## Work to do
Which lines include the word "путем"? Copy each of them.

--- Available records ---

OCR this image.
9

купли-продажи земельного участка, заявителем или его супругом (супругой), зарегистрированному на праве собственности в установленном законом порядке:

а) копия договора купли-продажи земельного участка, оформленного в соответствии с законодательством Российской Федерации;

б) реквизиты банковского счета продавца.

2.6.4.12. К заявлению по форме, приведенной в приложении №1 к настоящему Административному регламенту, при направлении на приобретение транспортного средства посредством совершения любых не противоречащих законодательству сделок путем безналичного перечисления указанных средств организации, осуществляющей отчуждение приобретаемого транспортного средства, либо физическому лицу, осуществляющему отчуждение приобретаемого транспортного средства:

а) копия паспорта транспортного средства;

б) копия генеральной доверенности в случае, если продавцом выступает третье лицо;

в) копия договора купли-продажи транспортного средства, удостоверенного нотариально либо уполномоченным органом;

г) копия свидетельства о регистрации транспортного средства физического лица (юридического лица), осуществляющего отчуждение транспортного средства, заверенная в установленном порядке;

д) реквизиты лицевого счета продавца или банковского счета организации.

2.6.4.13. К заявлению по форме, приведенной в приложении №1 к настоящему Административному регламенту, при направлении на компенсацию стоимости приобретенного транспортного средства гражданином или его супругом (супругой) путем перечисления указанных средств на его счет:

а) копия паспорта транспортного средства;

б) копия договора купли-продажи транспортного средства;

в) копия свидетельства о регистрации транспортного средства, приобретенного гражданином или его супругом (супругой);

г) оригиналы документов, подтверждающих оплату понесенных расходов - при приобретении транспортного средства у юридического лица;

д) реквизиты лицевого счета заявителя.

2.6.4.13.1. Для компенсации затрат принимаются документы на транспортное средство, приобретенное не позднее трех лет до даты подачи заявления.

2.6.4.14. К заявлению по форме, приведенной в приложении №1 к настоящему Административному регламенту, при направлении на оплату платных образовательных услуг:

---

## Solution to the exercise
2.6.4.12. К заявлению по форме, приведенной в приложении №1 к настоящему Административному регламенту, при направлении на приобретение транспортного средства посредством совершения любых не противоречащих законодательству сделок путем безналичного перечисления указанных средств организации, осуществляющей отчуждение приобретаемого транспортного средства, либо физическому лицу, осуществляющему отчуждение приобретаемого транспортного средства:
2.6.4.13. К заявлению по форме, приведенной в приложении №1 к настоящему Административному регламенту, при направлении на компенсацию стоимости приобретенного транспортного средства гражданином или его супругом (супругой) путем перечисления указанных средств на его счет:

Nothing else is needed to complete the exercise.